▸ EXERCISE PROMPT
Pull out the lines of the data below that begin with the one containing "Patent image size: (1386, 1033)." and end with the one containing "The gap 72 is at (665, 602).", and copy them word for word.

▸ DATA SHOWN
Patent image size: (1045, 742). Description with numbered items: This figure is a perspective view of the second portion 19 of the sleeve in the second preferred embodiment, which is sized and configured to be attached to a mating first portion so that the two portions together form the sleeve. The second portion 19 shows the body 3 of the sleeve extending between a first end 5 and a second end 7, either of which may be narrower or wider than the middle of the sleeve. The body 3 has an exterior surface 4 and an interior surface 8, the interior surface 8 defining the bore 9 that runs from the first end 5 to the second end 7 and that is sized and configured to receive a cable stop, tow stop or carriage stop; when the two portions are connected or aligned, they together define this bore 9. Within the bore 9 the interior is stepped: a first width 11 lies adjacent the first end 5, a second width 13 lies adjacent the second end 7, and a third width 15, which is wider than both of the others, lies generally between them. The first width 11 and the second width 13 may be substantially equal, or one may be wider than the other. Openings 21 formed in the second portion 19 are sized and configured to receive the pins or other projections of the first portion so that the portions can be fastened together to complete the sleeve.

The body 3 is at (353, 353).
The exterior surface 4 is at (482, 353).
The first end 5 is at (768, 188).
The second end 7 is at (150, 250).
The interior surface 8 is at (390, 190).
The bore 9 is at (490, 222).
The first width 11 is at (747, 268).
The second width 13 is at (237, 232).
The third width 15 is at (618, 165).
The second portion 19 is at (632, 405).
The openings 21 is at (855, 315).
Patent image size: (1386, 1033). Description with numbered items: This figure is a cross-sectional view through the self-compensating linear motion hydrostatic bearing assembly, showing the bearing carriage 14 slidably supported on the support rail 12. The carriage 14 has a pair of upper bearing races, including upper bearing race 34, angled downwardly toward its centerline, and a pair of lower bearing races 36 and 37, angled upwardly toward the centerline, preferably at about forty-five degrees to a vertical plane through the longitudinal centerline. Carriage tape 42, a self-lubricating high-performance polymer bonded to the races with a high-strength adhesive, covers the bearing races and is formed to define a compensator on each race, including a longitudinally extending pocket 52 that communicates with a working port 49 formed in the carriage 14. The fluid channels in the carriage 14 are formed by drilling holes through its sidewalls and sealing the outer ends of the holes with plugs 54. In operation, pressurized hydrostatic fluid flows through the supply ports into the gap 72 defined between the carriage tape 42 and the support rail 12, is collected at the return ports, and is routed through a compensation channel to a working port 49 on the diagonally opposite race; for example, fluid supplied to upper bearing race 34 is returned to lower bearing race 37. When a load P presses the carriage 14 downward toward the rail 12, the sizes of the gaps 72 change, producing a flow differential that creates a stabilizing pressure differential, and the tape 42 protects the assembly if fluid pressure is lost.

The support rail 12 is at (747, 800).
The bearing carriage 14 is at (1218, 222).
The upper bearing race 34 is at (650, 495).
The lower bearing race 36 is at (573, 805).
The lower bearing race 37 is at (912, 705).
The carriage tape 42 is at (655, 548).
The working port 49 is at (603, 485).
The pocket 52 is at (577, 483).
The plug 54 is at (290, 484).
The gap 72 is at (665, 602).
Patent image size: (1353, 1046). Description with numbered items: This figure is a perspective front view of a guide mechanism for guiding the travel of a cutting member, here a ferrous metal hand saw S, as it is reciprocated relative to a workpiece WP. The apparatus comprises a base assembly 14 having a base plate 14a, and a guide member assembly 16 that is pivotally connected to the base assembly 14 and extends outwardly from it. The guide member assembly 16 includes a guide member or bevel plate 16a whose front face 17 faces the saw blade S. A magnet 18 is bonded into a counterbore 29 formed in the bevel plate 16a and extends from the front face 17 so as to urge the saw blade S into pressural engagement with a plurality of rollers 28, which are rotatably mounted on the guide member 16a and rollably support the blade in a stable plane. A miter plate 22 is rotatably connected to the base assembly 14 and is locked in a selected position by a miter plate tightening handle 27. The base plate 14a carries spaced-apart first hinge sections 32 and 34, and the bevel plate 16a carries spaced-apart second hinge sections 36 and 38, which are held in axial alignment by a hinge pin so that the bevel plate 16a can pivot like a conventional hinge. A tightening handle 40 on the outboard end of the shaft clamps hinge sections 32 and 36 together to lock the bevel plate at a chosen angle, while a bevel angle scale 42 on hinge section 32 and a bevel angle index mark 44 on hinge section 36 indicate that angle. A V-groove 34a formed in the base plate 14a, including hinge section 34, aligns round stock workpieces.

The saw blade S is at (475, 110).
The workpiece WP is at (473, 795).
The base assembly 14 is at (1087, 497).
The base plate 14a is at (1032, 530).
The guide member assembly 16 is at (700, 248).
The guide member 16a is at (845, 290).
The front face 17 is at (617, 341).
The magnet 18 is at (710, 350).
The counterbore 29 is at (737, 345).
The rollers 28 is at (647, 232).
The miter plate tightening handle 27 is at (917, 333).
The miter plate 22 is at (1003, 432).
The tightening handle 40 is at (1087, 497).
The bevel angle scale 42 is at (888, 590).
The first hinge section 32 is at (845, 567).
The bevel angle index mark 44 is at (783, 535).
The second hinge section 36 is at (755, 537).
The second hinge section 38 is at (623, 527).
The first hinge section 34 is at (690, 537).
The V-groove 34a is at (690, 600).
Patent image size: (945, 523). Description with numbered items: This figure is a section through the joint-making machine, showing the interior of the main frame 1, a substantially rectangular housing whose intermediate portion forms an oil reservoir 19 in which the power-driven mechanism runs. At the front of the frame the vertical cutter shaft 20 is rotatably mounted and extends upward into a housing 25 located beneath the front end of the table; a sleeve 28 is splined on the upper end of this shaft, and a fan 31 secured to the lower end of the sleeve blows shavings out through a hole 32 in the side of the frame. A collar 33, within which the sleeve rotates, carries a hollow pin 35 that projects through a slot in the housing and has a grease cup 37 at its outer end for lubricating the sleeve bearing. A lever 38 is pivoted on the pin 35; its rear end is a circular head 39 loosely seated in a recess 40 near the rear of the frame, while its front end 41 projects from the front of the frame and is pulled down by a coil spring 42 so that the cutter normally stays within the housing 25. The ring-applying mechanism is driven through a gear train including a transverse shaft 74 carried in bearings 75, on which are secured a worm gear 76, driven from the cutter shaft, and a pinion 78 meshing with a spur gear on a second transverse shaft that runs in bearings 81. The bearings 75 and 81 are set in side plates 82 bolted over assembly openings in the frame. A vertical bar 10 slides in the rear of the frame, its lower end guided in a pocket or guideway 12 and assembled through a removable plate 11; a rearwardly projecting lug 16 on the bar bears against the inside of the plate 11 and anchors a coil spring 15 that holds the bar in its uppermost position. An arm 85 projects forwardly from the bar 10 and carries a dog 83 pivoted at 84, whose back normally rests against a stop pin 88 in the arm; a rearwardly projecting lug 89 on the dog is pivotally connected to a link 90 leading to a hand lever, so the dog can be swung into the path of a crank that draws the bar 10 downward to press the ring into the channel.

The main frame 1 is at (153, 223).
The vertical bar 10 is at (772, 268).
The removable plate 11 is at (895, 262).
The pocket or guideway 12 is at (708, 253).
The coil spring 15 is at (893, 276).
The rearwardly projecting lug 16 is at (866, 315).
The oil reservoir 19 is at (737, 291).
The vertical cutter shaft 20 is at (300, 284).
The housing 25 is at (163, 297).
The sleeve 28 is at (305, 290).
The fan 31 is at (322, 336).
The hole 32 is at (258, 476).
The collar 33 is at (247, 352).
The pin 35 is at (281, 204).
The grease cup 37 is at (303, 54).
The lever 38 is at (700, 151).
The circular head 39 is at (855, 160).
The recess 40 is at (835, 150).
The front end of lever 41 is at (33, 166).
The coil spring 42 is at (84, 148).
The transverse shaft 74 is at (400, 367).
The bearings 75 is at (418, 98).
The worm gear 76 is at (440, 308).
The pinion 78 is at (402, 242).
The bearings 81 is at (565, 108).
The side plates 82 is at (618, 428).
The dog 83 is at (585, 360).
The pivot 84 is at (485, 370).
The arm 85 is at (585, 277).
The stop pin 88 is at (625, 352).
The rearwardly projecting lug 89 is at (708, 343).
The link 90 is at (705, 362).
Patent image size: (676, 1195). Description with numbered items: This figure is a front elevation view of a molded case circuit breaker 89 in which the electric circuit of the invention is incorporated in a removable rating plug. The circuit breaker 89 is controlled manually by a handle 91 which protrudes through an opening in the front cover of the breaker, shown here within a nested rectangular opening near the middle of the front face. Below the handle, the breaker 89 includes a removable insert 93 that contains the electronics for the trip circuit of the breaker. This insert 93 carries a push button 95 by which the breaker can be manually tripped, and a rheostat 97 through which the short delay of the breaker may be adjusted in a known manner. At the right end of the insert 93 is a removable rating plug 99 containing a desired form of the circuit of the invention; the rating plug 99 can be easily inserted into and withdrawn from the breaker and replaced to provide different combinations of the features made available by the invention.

▸ SOLVED PROBLEM
Patent image size: (1386, 1033). Description with numbered items: This figure is a cross-sectional view through the self-compensating linear motion hydrostatic bearing assembly, showing the bearing carriage 14 slidably supported on the support rail 12. The carriage 14 has a pair of upper bearing races, including upper bearing race 34, angled downwardly toward its centerline, and a pair of lower bearing races 36 and 37, angled upwardly toward the centerline, preferably at about forty-five degrees to a vertical plane through the longitudinal centerline. Carriage tape 42, a self-lubricating high-performance polymer bonded to the races with a high-strength adhesive, covers the bearing races and is formed to define a compensator on each race, including a longitudinally extending pocket 52 that communicates with a working port 49 formed in the carriage 14. The fluid channels in the carriage 14 are formed by drilling holes through its sidewalls and sealing the outer ends of the holes with plugs 54. In operation, pressurized hydrostatic fluid flows through the supply ports into the gap 72 defined between the carriage tape 42 and the support rail 12, is collected at the return ports, and is routed through a compensation channel to a working port 49 on the diagonally opposite race; for example, fluid supplied to upper bearing race 34 is returned to lower bearing race 37. When a load P presses the carriage 14 downward toward the rail 12, the sizes of the gaps 72 change, producing a flow differential that creates a stabilizing pressure differential, and the tape 42 protects the assembly if fluid pressure is lost.

The support rail 12 is at (747, 800).
The bearing carriage 14 is at (1218, 222).
The upper bearing race 34 is at (650, 495).
The lower bearing race 36 is at (573, 805).
The lower bearing race 37 is at (912, 705).
The carriage tape 42 is at (655, 548).
The working port 49 is at (603, 485).
The pocket 52 is at (577, 483).
The plug 54 is at (290, 484).
The gap 72 is at (665, 602).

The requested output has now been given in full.